PROBLEM TO SOLVE | Some lines in the listing below may include the string "screenshot". How many are there? Give only the number.
>>
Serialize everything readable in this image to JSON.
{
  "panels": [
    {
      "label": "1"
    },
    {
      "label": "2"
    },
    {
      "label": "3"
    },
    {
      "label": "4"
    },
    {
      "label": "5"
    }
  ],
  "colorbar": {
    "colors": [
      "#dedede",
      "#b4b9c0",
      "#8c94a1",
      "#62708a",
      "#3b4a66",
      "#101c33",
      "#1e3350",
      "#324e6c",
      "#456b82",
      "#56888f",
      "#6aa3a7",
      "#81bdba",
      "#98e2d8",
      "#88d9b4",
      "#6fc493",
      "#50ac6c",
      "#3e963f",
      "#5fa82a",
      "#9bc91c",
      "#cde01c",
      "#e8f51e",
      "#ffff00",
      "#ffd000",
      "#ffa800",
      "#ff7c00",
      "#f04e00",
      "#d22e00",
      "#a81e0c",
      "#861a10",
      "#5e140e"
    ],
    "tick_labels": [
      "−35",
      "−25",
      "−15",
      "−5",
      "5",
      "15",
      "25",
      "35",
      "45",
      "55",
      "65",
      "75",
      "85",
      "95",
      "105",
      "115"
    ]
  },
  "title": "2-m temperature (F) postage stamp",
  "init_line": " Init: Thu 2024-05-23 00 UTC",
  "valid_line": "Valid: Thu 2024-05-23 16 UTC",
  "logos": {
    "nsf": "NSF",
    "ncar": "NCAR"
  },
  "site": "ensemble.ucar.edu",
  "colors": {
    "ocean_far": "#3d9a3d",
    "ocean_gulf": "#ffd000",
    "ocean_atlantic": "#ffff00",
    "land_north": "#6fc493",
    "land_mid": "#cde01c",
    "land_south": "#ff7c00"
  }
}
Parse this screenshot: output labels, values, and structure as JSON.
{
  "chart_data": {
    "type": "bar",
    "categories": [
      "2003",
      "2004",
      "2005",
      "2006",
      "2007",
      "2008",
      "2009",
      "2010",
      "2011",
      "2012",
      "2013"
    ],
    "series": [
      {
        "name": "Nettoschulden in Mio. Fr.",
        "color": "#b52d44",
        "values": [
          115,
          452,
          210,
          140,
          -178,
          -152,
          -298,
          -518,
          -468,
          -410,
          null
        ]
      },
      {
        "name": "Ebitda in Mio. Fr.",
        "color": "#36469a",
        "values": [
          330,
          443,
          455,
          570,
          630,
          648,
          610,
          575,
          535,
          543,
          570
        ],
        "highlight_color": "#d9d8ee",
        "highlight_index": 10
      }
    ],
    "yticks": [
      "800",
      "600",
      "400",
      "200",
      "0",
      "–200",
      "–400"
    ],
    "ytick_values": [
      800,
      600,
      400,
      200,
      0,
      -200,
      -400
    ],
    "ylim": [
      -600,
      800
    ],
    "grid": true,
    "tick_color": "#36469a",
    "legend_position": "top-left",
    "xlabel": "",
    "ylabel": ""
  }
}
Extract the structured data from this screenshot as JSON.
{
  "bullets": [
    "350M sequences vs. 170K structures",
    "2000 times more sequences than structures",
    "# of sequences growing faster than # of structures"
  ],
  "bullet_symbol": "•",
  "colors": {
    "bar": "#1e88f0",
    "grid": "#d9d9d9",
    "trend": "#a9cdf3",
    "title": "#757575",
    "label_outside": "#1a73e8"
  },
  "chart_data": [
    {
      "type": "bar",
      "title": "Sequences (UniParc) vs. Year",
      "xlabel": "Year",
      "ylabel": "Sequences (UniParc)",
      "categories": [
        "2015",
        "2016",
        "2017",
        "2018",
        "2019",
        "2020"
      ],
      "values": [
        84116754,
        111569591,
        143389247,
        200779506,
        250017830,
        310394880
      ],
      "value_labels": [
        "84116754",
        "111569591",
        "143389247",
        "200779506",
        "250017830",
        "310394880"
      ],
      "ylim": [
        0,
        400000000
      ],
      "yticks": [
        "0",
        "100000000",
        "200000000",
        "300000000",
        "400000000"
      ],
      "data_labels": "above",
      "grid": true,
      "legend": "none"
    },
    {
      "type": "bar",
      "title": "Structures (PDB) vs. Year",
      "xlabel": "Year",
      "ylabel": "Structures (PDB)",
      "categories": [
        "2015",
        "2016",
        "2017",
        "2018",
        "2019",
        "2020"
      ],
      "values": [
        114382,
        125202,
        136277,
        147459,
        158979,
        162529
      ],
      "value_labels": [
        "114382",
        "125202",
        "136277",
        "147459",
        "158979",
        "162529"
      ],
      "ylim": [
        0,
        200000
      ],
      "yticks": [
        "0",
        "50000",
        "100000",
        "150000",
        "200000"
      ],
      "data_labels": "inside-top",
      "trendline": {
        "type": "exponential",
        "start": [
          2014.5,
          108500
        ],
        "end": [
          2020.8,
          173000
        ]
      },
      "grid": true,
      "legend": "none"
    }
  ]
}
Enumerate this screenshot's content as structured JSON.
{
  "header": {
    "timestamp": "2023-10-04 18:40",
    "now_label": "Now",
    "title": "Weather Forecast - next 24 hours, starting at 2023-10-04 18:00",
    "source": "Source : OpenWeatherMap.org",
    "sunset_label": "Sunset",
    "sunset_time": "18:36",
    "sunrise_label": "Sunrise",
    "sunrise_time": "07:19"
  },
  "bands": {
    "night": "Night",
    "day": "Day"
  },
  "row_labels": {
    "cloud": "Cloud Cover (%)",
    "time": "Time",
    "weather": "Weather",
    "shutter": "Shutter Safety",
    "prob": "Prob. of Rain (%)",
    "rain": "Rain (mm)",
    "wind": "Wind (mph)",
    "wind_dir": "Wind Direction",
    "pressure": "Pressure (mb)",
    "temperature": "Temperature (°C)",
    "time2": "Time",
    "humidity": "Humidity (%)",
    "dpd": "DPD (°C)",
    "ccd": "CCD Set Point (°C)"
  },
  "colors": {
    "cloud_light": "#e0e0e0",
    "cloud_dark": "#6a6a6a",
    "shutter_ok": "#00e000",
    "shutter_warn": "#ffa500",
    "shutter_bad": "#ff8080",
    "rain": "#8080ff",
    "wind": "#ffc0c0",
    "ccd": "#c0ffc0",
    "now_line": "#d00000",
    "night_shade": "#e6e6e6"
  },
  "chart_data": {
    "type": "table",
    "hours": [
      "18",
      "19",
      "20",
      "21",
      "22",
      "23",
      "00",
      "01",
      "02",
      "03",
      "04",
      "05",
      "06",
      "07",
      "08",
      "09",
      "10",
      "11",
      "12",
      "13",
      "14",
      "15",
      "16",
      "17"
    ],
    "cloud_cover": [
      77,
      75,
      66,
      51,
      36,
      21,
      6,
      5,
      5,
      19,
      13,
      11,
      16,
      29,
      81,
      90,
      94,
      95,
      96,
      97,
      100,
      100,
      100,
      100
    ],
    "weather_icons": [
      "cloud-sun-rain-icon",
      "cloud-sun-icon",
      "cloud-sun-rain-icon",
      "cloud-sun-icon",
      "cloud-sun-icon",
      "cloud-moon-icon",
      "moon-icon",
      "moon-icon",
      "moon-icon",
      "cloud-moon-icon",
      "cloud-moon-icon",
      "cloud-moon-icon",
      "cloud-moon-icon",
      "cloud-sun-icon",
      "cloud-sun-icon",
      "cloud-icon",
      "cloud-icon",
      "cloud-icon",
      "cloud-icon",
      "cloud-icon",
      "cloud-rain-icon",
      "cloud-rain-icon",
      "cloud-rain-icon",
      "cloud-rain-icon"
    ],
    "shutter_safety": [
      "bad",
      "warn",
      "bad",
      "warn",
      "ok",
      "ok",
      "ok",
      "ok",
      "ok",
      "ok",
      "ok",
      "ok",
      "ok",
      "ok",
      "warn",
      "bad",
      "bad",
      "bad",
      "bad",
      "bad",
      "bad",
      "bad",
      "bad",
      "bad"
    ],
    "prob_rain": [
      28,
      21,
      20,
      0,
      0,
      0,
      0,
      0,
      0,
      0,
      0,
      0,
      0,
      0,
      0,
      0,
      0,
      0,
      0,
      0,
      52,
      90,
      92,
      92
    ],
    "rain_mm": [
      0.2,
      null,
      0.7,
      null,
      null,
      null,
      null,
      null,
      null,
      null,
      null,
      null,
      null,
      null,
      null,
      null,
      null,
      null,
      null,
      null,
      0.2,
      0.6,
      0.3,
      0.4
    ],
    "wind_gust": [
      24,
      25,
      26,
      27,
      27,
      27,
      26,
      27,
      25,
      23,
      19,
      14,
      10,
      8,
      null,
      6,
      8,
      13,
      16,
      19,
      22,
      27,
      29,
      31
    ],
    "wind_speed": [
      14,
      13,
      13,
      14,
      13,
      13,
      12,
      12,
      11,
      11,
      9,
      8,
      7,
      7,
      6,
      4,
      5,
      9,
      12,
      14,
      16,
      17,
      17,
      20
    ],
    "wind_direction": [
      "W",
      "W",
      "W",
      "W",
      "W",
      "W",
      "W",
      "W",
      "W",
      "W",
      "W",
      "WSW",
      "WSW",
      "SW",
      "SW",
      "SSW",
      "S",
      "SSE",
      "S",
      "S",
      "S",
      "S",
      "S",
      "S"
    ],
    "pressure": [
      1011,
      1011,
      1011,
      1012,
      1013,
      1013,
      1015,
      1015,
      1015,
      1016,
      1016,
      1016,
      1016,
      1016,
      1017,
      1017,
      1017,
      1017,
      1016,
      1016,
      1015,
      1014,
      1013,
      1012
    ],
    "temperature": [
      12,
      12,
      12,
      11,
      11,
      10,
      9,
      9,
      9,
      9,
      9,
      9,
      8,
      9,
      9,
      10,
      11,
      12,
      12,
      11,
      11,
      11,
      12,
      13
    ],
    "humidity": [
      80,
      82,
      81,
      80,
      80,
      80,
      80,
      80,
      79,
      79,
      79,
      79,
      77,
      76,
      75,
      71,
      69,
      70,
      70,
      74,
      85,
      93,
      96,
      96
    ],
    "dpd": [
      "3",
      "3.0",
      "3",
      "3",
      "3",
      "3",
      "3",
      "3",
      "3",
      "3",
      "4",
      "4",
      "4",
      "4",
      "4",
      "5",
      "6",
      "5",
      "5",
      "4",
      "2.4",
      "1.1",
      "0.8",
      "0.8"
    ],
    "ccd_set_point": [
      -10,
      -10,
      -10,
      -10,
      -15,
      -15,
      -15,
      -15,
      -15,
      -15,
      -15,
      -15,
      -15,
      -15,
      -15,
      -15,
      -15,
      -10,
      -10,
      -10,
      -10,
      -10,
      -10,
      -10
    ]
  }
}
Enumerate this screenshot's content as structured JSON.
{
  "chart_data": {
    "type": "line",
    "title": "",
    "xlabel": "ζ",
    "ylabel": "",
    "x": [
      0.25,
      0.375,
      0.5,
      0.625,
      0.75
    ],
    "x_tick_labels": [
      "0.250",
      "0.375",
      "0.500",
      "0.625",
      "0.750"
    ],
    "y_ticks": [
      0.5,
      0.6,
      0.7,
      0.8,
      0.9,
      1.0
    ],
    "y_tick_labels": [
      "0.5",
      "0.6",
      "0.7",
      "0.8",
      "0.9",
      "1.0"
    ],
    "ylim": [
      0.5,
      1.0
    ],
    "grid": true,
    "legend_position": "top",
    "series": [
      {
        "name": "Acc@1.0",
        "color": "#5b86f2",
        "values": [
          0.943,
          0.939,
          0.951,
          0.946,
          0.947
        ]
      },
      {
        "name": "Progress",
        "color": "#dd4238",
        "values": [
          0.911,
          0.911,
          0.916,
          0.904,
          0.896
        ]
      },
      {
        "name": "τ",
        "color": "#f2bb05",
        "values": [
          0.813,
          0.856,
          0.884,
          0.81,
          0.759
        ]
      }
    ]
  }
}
<<
ANSWER TO THIS TASK | 4